▶ _Aim of the exercise_:
Pull out each line of the records holding the string "heading".

▶ _Information supplied_:
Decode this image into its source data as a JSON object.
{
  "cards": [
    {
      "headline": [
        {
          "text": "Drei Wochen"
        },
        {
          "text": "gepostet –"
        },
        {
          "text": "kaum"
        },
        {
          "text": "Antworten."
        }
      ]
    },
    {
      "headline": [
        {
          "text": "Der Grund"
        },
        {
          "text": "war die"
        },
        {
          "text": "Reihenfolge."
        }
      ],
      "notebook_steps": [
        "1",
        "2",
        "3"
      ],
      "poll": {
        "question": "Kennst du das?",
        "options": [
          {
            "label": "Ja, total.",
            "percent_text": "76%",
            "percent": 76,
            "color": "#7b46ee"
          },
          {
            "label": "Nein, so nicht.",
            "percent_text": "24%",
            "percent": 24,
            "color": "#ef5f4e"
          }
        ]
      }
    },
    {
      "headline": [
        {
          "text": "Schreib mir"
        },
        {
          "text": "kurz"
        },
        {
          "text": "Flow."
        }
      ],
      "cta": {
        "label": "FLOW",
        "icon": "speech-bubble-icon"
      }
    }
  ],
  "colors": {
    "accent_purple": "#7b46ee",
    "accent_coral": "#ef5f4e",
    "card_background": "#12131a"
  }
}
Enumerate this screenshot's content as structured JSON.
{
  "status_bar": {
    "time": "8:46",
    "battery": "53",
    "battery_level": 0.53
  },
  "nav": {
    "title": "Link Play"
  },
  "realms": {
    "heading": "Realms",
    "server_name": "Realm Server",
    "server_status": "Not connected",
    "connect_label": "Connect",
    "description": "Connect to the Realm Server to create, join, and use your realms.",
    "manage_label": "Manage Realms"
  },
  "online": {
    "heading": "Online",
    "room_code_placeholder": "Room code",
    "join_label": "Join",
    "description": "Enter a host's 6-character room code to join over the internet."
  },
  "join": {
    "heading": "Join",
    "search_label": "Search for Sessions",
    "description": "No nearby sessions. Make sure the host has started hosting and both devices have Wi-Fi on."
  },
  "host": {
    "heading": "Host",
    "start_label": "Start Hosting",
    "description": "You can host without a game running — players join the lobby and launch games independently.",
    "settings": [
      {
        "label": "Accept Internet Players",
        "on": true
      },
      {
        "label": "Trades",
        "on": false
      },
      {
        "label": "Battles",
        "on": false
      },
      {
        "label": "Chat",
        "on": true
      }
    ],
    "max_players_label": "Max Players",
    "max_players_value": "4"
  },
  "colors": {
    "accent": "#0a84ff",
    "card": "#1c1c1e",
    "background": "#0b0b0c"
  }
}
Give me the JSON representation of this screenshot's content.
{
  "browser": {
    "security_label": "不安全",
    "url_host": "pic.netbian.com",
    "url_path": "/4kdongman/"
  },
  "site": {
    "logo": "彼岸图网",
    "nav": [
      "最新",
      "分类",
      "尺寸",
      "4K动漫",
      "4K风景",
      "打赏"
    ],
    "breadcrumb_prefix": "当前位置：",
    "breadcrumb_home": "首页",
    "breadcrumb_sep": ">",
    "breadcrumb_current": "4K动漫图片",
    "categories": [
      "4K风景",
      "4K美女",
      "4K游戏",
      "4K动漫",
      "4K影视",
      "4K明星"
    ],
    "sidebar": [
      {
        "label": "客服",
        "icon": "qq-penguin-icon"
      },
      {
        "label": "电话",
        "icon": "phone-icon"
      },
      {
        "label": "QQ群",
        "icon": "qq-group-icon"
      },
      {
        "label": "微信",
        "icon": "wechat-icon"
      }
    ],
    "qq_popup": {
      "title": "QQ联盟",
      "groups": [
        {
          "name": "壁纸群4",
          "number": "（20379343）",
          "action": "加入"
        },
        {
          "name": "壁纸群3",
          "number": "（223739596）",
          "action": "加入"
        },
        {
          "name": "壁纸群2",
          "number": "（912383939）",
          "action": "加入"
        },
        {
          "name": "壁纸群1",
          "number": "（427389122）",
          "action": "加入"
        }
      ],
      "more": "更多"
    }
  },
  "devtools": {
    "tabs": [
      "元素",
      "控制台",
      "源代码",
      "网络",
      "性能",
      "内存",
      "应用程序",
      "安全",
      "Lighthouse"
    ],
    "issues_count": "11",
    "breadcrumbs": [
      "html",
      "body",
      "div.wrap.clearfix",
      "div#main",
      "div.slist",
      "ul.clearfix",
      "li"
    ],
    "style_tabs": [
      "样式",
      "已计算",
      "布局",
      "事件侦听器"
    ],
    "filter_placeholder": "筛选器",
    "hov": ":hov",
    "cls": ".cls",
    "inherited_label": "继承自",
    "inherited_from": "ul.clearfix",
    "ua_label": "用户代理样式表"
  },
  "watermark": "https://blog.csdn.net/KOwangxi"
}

▶ _Right answer_:
    "heading": "Realms",
    "heading": "Online",
    "heading": "Join",
    "heading": "Host",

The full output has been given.